:: SUPPLIED RECORDS

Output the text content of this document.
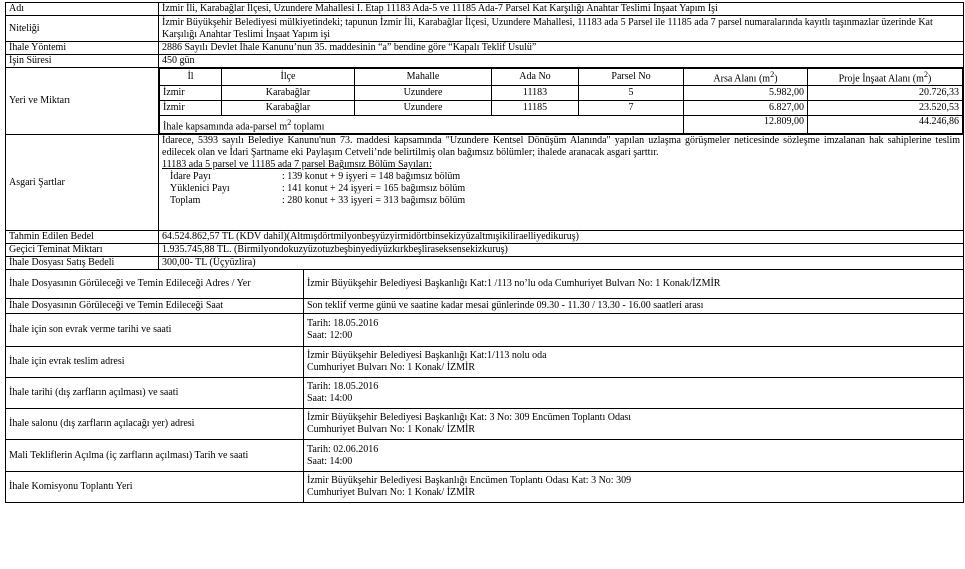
Adı	İzmir İli, Karabağlar İlçesi, Uzundere Mahallesi I. Etap 11183 Ada-5 ve 11185 Ada-7 Parsel Kat Karşılığı Anahtar Teslimi İnşaat Yapım İşi
Niteliği	İzmir Büyükşehir Belediyesi mülkiyetindeki; tapunun İzmir İli, Karabağlar İlçesi, Uzundere Mahallesi, 11183 ada 5 Parsel ile 11185 ada 7 parsel numaralarında kayıtlı taşınmazlar üzerinde Kat Karşılığı Anahtar Teslimi İnşaat Yapım işi
İhale Yöntemi	2886 Sayılı Devlet İhale Kanunu’nun 35. maddesinin “a” bendine göre “Kapalı Teklif Usulü”
İşin Süresi	450 gün
Yeri ve Miktarı	
İl	İlçe	Mahalle	Ada No	Parsel No	Arsa Alanı $(m^2)$	Proje İnşaat Alanı $(m^2)$
İzmir	Karabağlar	Uzundere	11183	5	5.982,00	20.726,33
İzmir	Karabağlar	Uzundere	11185	7	6.827,00	23.520,53
İhale kapsamında ada-parsel $m^2$ toplamı	12.809,00	44.246,86

Asgari Şartlar	
İdarece, 5393 sayılı Belediye Kanunu'nun 73. maddesi kapsamında "Uzundere Kentsel Dönüşüm Alanında" yapılan uzlaşma görüşmeler neticesinde sözleşme imzalanan hak sahiplerine teslim edilecek olan ve İdari Şartname eki Paylaşım Cetveli’nde belirtilmiş olan bağımsız bölümler; ihalede aranacak asgari şarttır.
11183 ada 5 parsel ve 11185 ada 7 parsel Bağımsız Bölüm Sayıları:
İdare Payı	: 139 konut + 9 işyeri = 148 bağımsız bölüm
Yüklenici Payı	: 141 konut + 24 işyeri = 165 bağımsız bölüm
Toplam	: 280 konut + 33 işyeri = 313 bağımsız bölüm

Tahmin Edilen Bedel	64.524.862,57 TL (KDV dahil)(Altmışdörtmilyonbeşyüzyirmidörtbinsekizyüzaltmışikiliraelliyedikuruş)
Geçici Teminat Miktarı	1.935.745,88 TL. (Birmilyondokuzyüzotuzbeşbinyediyüzkırkbeşliraseksensekizkuruş)
İhale Dosyası Satış Bedeli	300,00- TL (Üçyüzlira)	
İhale Dosyasının Görüleceği ve Temin Edileceği Adres / Yer		İzmir Büyükşehir Belediyesi Başkanlığı Kat:1 /113 no’lu oda Cumhuriyet Bulvarı No: 1 Konak/İZMİR

İhale Dosyasının Görüleceği ve Temin Edileceği Saat		Son teklif verme günü ve saatine kadar mesai günlerinde 09.30 - 11.30 / 13.30 - 16.00 saatleri arası
İhale için son evrak verme tarihi ve saati		Tarih: 18.05.2016
Saat: 12:00

İhale için evrak teslim adresi		İzmir Büyükşehir Belediyesi Başkanlığı Kat:1/113 nolu oda
Cumhuriyet Bulvarı No: 1 Konak/ İZMİR

İhale tarihi (dış zarfların açılması) ve saati		Tarih: 18.05.2016
Saat: 14:00

İhale salonu (dış zarfların açılacağı yer) adresi		İzmir Büyükşehir Belediyesi Başkanlığı Kat: 3 No: 309 Encümen Toplantı Odası
Cumhuriyet Bulvarı No: 1 Konak/ İZMİR

Mali Tekliflerin Açılma (iç zarfların açılması) Tarih ve saati		Tarih: 02.06.2016
Saat: 14:00

İhale Komisyonu Toplantı Yeri		İzmir Büyükşehir Belediyesi Başkanlığı Encümen Toplantı Odası Kat: 3 No: 309
Cumhuriyet Bulvarı No: 1 Konak/ İZMİR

::::

# [WRITTEN INSTRUCTION]
Pictures stay out of the copy; please restate every record above exactly.

# [FINISHED ANSWER]
Output the text content of this document.
Adı	İzmir İli, Karabağlar İlçesi, Uzundere Mahallesi I. Etap 11183 Ada-5 ve 11185 Ada-7 Parsel Kat Karşılığı Anahtar Teslimi İnşaat Yapım İşi
Niteliği	İzmir Büyükşehir Belediyesi mülkiyetindeki; tapunun İzmir İli, Karabağlar İlçesi, Uzundere Mahallesi, 11183 ada 5 Parsel ile 11185 ada 7 parsel numaralarında kayıtlı taşınmazlar üzerinde Kat Karşılığı Anahtar Teslimi İnşaat Yapım işi
İhale Yöntemi	2886 Sayılı Devlet İhale Kanunu’nun 35. maddesinin “a” bendine göre “Kapalı Teklif Usulü”
İşin Süresi	450 gün
Yeri ve Miktarı	
İl	İlçe	Mahalle	Ada No	Parsel No	Arsa Alanı $(m^2)$	Proje İnşaat Alanı $(m^2)$
İzmir	Karabağlar	Uzundere	11183	5	5.982,00	20.726,33
İzmir	Karabağlar	Uzundere	11185	7	6.827,00	23.520,53
İhale kapsamında ada-parsel $m^2$ toplamı	12.809,00	44.246,86

Asgari Şartlar	
İdarece, 5393 sayılı Belediye Kanunu'nun 73. maddesi kapsamında "Uzundere Kentsel Dönüşüm Alanında" yapılan uzlaşma görüşmeler neticesinde sözleşme imzalanan hak sahiplerine teslim edilecek olan ve İdari Şartname eki Paylaşım Cetveli’nde belirtilmiş olan bağımsız bölümler; ihalede aranacak asgari şarttır.
11183 ada 5 parsel ve 11185 ada 7 parsel Bağımsız Bölüm Sayıları:
İdare Payı	: 139 konut + 9 işyeri = 148 bağımsız bölüm
Yüklenici Payı	: 141 konut + 24 işyeri = 165 bağımsız bölüm
Toplam	: 280 konut + 33 işyeri = 313 bağımsız bölüm

Tahmin Edilen Bedel	64.524.862,57 TL (KDV dahil)(Altmışdörtmilyonbeşyüzyirmidörtbinsekizyüzaltmışikiliraelliyedikuruş)
Geçici Teminat Miktarı	1.935.745,88 TL. (Birmilyondokuzyüzotuzbeşbinyediyüzkırkbeşliraseksensekizkuruş)
İhale Dosyası Satış Bedeli	300,00- TL (Üçyüzlira)	
İhale Dosyasının Görüleceği ve Temin Edileceği Adres / Yer		İzmir Büyükşehir Belediyesi Başkanlığı Kat:1 /113 no’lu oda Cumhuriyet Bulvarı No: 1 Konak/İZMİR

İhale Dosyasının Görüleceği ve Temin Edileceği Saat		Son teklif verme günü ve saatine kadar mesai günlerinde 09.30 - 11.30 / 13.30 - 16.00 saatleri arası
İhale için son evrak verme tarihi ve saati		Tarih: 18.05.2016
Saat: 12:00

İhale için evrak teslim adresi		İzmir Büyükşehir Belediyesi Başkanlığı Kat:1/113 nolu oda
Cumhuriyet Bulvarı No: 1 Konak/ İZMİR

İhale tarihi (dış zarfların açılması) ve saati		Tarih: 18.05.2016
Saat: 14:00

İhale salonu (dış zarfların açılacağı yer) adresi		İzmir Büyükşehir Belediyesi Başkanlığı Kat: 3 No: 309 Encümen Toplantı Odası
Cumhuriyet Bulvarı No: 1 Konak/ İZMİR

Mali Tekliflerin Açılma (iç zarfların açılması) Tarih ve saati		Tarih: 02.06.2016
Saat: 14:00

İhale Komisyonu Toplantı Yeri		İzmir Büyükşehir Belediyesi Başkanlığı Encümen Toplantı Odası Kat: 3 No: 309
Cumhuriyet Bulvarı No: 1 Konak/ İZMİR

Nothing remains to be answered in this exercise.